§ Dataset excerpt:

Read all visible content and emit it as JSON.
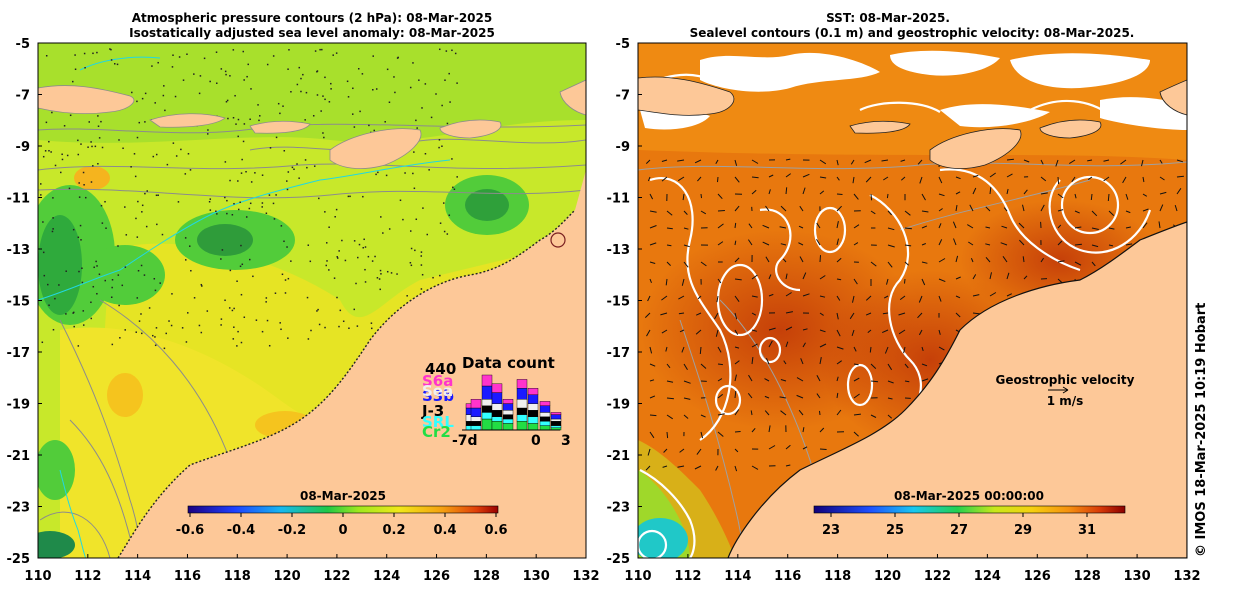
{
  "left_panel": {
    "title_line1": "Atmospheric pressure contours (2 hPa): 08-Mar-2025",
    "title_line2": "Isostatically adjusted sea level anomaly: 08-Mar-2025",
    "colorbar_date": "08-Mar-2025",
    "colorbar_ticks": [
      "-0.6",
      "-0.4",
      "-0.2",
      "0",
      "0.2",
      "0.4",
      "0.6"
    ],
    "data_count": {
      "title": "Data count",
      "max_label": "440",
      "satellites": [
        {
          "name": "S6a",
          "color": "#ff33cc"
        },
        {
          "name": "S3b",
          "color": "#1a1aff"
        },
        {
          "name": "Sea",
          "color": "#f0f0f0"
        },
        {
          "name": "J-3",
          "color": "#000000"
        },
        {
          "name": "SRL",
          "color": "#33ffff"
        },
        {
          "name": "Cr2",
          "color": "#22dd44"
        }
      ],
      "axis_left": "-7d",
      "axis_mid": "0",
      "axis_right": "3"
    }
  },
  "right_panel": {
    "title_line1": "SST: 08-Mar-2025.",
    "title_line2": "Sealevel contours (0.1 m) and geostrophic velocity: 08-Mar-2025.",
    "colorbar_date": "08-Mar-2025 00:00:00",
    "colorbar_ticks": [
      "23",
      "25",
      "27",
      "29",
      "31"
    ],
    "legend_label": "Geostrophic velocity",
    "legend_scale": "1 m/s"
  },
  "axes": {
    "lat_labels": [
      "-5",
      "-7",
      "-9",
      "-11",
      "-13",
      "-15",
      "-17",
      "-19",
      "-21",
      "-23",
      "-25"
    ],
    "lon_labels": [
      "110",
      "112",
      "114",
      "116",
      "118",
      "120",
      "122",
      "124",
      "126",
      "128",
      "130",
      "132"
    ]
  },
  "copyright": "© IMOS 18-Mar-2025 10:19 Hobart",
  "colors": {
    "land": "#fdc898",
    "contour_grey": "#909090",
    "coast_cyan": "#22d8e0"
  }
}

§ Your task: Quote the entries in full. Any image among them is to be omitted from the copy.

§ Written solution:
Read all visible content and emit it as JSON.
{
  "left_panel": {
    "title_line1": "Atmospheric pressure contours (2 hPa): 08-Mar-2025",
    "title_line2": "Isostatically adjusted sea level anomaly: 08-Mar-2025",
    "colorbar_date": "08-Mar-2025",
    "colorbar_ticks": [
      "-0.6",
      "-0.4",
      "-0.2",
      "0",
      "0.2",
      "0.4",
      "0.6"
    ],
    "data_count": {
      "title": "Data count",
      "max_label": "440",
      "satellites": [
        {
          "name": "S6a",
          "color": "#ff33cc"
        },
        {
          "name": "S3b",
          "color": "#1a1aff"
        },
        {
          "name": "Sea",
          "color": "#f0f0f0"
        },
        {
          "name": "J-3",
          "color": "#000000"
        },
        {
          "name": "SRL",
          "color": "#33ffff"
        },
        {
          "name": "Cr2",
          "color": "#22dd44"
        }
      ],
      "axis_left": "-7d",
      "axis_mid": "0",
      "axis_right": "3"
    }
  },
  "right_panel": {
    "title_line1": "SST: 08-Mar-2025.",
    "title_line2": "Sealevel contours (0.1 m) and geostrophic velocity: 08-Mar-2025.",
    "colorbar_date": "08-Mar-2025 00:00:00",
    "colorbar_ticks": [
      "23",
      "25",
      "27",
      "29",
      "31"
    ],
    "legend_label": "Geostrophic velocity",
    "legend_scale": "1 m/s"
  },
  "axes": {
    "lat_labels": [
      "-5",
      "-7",
      "-9",
      "-11",
      "-13",
      "-15",
      "-17",
      "-19",
      "-21",
      "-23",
      "-25"
    ],
    "lon_labels": [
      "110",
      "112",
      "114",
      "116",
      "118",
      "120",
      "122",
      "124",
      "126",
      "128",
      "130",
      "132"
    ]
  },
  "copyright": "© IMOS 18-Mar-2025 10:19 Hobart",
  "colors": {
    "land": "#fdc898",
    "contour_grey": "#909090",
    "coast_cyan": "#22d8e0"
  }
}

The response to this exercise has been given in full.